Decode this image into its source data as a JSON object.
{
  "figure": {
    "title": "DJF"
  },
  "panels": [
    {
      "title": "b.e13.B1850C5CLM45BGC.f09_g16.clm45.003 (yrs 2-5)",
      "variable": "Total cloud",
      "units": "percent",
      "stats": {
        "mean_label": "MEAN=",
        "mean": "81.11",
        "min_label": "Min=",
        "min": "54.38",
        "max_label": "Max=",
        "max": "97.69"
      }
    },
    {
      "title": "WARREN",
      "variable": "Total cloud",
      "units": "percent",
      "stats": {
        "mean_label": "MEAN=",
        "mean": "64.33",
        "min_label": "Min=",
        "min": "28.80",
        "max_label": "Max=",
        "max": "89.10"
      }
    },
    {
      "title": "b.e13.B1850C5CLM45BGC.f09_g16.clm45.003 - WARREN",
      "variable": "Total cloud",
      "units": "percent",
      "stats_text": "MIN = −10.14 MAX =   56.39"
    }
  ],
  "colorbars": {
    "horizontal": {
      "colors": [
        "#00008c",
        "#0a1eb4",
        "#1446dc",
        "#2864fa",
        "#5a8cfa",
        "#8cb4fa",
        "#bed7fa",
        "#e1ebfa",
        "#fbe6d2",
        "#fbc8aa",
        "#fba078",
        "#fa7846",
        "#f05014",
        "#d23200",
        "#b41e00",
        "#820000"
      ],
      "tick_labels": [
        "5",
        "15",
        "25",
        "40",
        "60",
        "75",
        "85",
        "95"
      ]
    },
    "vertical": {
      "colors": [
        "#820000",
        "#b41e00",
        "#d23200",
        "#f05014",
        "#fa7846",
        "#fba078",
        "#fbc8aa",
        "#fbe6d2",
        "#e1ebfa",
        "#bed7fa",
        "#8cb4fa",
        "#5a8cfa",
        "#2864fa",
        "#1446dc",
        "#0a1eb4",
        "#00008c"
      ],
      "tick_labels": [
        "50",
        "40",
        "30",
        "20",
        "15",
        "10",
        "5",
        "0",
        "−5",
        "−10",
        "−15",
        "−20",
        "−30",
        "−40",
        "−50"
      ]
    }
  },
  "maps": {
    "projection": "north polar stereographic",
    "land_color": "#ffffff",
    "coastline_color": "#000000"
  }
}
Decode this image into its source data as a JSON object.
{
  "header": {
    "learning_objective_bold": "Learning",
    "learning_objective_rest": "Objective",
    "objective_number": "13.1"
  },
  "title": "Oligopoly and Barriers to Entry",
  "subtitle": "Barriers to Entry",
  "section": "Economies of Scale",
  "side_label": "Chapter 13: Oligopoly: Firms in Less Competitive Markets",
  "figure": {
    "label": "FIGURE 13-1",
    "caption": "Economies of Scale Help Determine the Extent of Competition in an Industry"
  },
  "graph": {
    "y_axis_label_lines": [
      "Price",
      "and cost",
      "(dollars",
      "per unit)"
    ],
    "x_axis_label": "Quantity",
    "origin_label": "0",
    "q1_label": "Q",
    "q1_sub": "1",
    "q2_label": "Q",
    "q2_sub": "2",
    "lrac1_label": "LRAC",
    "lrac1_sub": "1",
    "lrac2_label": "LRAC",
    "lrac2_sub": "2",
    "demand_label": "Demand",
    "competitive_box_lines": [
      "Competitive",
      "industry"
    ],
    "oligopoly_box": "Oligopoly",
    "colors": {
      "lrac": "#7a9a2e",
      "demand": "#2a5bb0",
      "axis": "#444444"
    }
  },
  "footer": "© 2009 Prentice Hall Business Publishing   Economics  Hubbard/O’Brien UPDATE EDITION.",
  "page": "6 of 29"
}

——————————

### INSTRUCTION
In this exercise, repeat all entries exactly.

### REPLY
Decode this image into its source data as a JSON object.
{
  "figure": {
    "title": "DJF"
  },
  "panels": [
    {
      "title": "b.e13.B1850C5CLM45BGC.f09_g16.clm45.003 (yrs 2-5)",
      "variable": "Total cloud",
      "units": "percent",
      "stats": {
        "mean_label": "MEAN=",
        "mean": "81.11",
        "min_label": "Min=",
        "min": "54.38",
        "max_label": "Max=",
        "max": "97.69"
      }
    },
    {
      "title": "WARREN",
      "variable": "Total cloud",
      "units": "percent",
      "stats": {
        "mean_label": "MEAN=",
        "mean": "64.33",
        "min_label": "Min=",
        "min": "28.80",
        "max_label": "Max=",
        "max": "89.10"
      }
    },
    {
      "title": "b.e13.B1850C5CLM45BGC.f09_g16.clm45.003 - WARREN",
      "variable": "Total cloud",
      "units": "percent",
      "stats_text": "MIN = −10.14 MAX =   56.39"
    }
  ],
  "colorbars": {
    "horizontal": {
      "colors": [
        "#00008c",
        "#0a1eb4",
        "#1446dc",
        "#2864fa",
        "#5a8cfa",
        "#8cb4fa",
        "#bed7fa",
        "#e1ebfa",
        "#fbe6d2",
        "#fbc8aa",
        "#fba078",
        "#fa7846",
        "#f05014",
        "#d23200",
        "#b41e00",
        "#820000"
      ],
      "tick_labels": [
        "5",
        "15",
        "25",
        "40",
        "60",
        "75",
        "85",
        "95"
      ]
    },
    "vertical": {
      "colors": [
        "#820000",
        "#b41e00",
        "#d23200",
        "#f05014",
        "#fa7846",
        "#fba078",
        "#fbc8aa",
        "#fbe6d2",
        "#e1ebfa",
        "#bed7fa",
        "#8cb4fa",
        "#5a8cfa",
        "#2864fa",
        "#1446dc",
        "#0a1eb4",
        "#00008c"
      ],
      "tick_labels": [
        "50",
        "40",
        "30",
        "20",
        "15",
        "10",
        "5",
        "0",
        "−5",
        "−10",
        "−15",
        "−20",
        "−30",
        "−40",
        "−50"
      ]
    }
  },
  "maps": {
    "projection": "north polar stereographic",
    "land_color": "#ffffff",
    "coastline_color": "#000000"
  }
}
Decode this image into its source data as a JSON object.
{
  "header": {
    "learning_objective_bold": "Learning",
    "learning_objective_rest": "Objective",
    "objective_number": "13.1"
  },
  "title": "Oligopoly and Barriers to Entry",
  "subtitle": "Barriers to Entry",
  "section": "Economies of Scale",
  "side_label": "Chapter 13: Oligopoly: Firms in Less Competitive Markets",
  "figure": {
    "label": "FIGURE 13-1",
    "caption": "Economies of Scale Help Determine the Extent of Competition in an Industry"
  },
  "graph": {
    "y_axis_label_lines": [
      "Price",
      "and cost",
      "(dollars",
      "per unit)"
    ],
    "x_axis_label": "Quantity",
    "origin_label": "0",
    "q1_label": "Q",
    "q1_sub": "1",
    "q2_label": "Q",
    "q2_sub": "2",
    "lrac1_label": "LRAC",
    "lrac1_sub": "1",
    "lrac2_label": "LRAC",
    "lrac2_sub": "2",
    "demand_label": "Demand",
    "competitive_box_lines": [
      "Competitive",
      "industry"
    ],
    "oligopoly_box": "Oligopoly",
    "colors": {
      "lrac": "#7a9a2e",
      "demand": "#2a5bb0",
      "axis": "#444444"
    }
  },
  "footer": "© 2009 Prentice Hall Business Publishing   Economics  Hubbard/O’Brien UPDATE EDITION.",
  "page": "6 of 29"
}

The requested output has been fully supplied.